Work to do: Select and reproduce each line of the listing below that bears the string "title".

--- begin Source records ---

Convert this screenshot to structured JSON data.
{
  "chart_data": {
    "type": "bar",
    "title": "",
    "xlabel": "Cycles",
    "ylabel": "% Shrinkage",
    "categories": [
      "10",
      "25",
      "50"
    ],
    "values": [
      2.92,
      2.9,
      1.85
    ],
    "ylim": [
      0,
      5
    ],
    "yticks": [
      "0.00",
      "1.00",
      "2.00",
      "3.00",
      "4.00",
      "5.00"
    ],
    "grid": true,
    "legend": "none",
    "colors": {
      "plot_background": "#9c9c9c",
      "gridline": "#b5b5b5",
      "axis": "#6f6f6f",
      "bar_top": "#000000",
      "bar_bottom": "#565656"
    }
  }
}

--- end Source records ---
--- begin Source records ---

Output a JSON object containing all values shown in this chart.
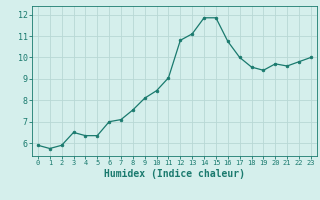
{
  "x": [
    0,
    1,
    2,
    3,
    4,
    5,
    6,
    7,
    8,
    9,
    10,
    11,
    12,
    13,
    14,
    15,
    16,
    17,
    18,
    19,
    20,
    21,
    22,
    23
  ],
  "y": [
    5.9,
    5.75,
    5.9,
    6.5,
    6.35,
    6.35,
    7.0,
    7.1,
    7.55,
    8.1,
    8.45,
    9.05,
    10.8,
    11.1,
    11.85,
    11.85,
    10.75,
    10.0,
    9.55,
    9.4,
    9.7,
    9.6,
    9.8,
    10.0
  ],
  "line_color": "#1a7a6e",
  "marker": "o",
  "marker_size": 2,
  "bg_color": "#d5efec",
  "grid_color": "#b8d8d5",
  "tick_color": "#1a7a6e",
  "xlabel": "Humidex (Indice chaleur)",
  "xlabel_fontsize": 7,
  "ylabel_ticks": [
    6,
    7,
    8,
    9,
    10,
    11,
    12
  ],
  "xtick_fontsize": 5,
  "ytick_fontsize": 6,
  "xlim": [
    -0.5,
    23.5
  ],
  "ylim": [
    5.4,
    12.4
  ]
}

--- end Source records ---
--- begin Source records ---

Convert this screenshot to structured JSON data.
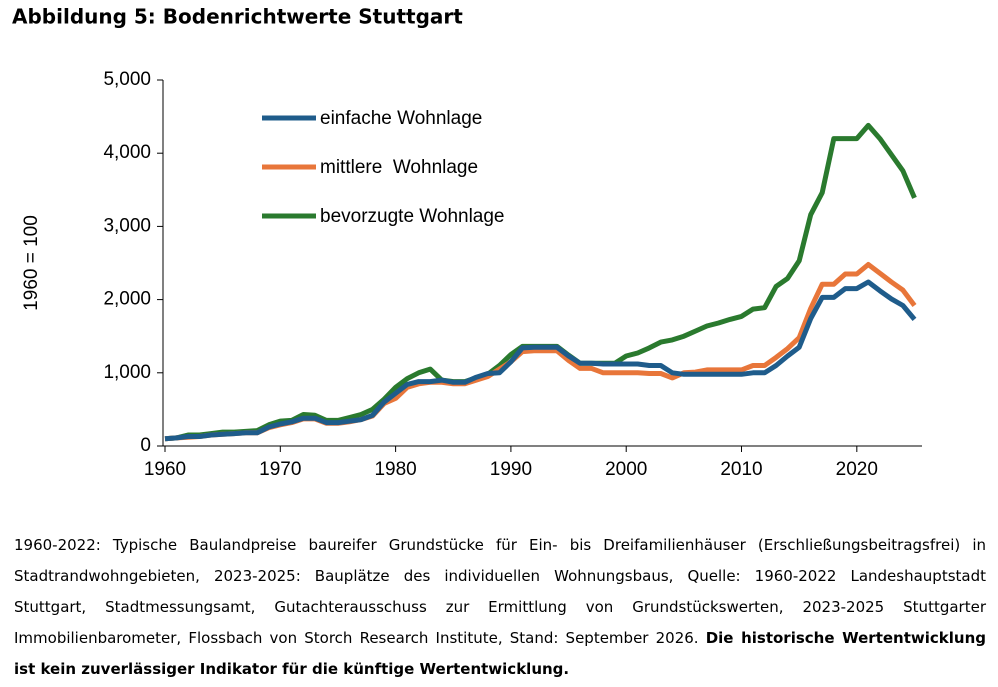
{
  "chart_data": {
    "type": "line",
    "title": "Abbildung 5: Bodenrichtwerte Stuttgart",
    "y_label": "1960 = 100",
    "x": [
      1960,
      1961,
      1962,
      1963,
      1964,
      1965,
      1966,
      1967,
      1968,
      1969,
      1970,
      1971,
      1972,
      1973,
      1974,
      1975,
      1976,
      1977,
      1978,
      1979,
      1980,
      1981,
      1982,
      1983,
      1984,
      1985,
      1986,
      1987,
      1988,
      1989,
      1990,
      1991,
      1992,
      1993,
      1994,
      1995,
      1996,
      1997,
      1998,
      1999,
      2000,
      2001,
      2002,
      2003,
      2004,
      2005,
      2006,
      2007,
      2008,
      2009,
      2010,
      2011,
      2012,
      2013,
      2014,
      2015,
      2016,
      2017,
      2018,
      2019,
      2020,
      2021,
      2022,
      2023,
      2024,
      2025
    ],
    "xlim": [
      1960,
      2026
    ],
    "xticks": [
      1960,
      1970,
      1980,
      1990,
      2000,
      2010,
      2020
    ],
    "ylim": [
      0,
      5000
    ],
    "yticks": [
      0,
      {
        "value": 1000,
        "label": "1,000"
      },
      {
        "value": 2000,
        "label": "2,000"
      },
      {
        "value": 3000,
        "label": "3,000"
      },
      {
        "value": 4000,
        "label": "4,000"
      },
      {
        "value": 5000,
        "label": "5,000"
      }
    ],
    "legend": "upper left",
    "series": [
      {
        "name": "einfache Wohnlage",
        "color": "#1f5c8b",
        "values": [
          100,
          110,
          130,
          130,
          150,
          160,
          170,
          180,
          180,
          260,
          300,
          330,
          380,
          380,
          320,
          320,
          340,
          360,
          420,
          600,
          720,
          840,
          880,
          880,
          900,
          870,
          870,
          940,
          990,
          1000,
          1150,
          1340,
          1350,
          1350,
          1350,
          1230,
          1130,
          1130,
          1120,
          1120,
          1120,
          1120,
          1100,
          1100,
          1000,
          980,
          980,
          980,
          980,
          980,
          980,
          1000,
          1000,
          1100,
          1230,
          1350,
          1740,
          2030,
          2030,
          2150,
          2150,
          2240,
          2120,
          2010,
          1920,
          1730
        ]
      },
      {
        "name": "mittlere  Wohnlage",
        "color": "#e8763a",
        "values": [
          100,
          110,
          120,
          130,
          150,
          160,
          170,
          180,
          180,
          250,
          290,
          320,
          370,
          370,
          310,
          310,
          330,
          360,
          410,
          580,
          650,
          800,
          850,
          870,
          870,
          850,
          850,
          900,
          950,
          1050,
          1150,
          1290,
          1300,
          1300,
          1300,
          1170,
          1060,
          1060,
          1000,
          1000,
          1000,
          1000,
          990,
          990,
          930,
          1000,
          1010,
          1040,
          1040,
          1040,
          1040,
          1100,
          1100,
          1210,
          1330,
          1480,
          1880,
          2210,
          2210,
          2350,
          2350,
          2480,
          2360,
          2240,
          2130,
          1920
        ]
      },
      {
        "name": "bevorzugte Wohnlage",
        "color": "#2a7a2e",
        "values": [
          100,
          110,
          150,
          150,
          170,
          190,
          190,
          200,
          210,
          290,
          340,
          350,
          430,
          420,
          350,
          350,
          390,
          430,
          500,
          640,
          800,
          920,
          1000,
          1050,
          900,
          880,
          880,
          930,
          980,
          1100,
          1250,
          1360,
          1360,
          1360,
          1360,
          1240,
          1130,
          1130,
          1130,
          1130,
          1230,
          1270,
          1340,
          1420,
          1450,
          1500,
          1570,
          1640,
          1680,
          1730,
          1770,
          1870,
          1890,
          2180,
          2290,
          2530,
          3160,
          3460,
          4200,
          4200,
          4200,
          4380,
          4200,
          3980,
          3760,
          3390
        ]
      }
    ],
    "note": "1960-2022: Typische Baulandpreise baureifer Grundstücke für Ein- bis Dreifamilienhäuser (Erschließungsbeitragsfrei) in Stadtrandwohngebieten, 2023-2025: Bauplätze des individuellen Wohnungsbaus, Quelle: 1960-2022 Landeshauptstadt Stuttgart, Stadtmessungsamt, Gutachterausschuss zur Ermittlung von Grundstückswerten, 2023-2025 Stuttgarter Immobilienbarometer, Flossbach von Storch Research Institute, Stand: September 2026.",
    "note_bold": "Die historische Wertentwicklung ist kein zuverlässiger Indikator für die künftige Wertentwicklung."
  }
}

--- end Source records ---

Written answer:
    "title": "",
    "title": "Abbildung 5: Bodenrichtwerte Stuttgart",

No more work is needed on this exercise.